What the task requires:
Write every line of the material out exactly as shown.

[Saved data entries]
——

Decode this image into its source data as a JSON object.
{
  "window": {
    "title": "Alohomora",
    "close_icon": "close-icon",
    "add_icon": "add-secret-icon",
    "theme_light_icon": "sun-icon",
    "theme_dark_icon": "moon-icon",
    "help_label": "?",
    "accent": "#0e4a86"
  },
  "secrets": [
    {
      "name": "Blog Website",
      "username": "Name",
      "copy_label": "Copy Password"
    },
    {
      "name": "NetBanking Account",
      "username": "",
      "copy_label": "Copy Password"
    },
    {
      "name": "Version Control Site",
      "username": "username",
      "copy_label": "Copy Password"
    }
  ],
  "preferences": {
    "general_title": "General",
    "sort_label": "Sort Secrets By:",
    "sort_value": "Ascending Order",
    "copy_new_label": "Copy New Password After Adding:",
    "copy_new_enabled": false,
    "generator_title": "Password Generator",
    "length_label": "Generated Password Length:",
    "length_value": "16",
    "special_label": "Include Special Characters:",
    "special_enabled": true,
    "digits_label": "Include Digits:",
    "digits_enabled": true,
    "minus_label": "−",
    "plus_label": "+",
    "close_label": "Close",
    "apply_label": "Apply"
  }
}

——

Answer:
Decode this image into its source data as a JSON object.
{
  "window": {
    "title": "Alohomora",
    "close_icon": "close-icon",
    "add_icon": "add-secret-icon",
    "theme_light_icon": "sun-icon",
    "theme_dark_icon": "moon-icon",
    "help_label": "?",
    "accent": "#0e4a86"
  },
  "secrets": [
    {
      "name": "Blog Website",
      "username": "Name",
      "copy_label": "Copy Password"
    },
    {
      "name": "NetBanking Account",
      "username": "",
      "copy_label": "Copy Password"
    },
    {
      "name": "Version Control Site",
      "username": "username",
      "copy_label": "Copy Password"
    }
  ],
  "preferences": {
    "general_title": "General",
    "sort_label": "Sort Secrets By:",
    "sort_value": "Ascending Order",
    "copy_new_label": "Copy New Password After Adding:",
    "copy_new_enabled": false,
    "generator_title": "Password Generator",
    "length_label": "Generated Password Length:",
    "length_value": "16",
    "special_label": "Include Special Characters:",
    "special_enabled": true,
    "digits_label": "Include Digits:",
    "digits_enabled": true,
    "minus_label": "−",
    "plus_label": "+",
    "close_label": "Close",
    "apply_label": "Apply"
  }
}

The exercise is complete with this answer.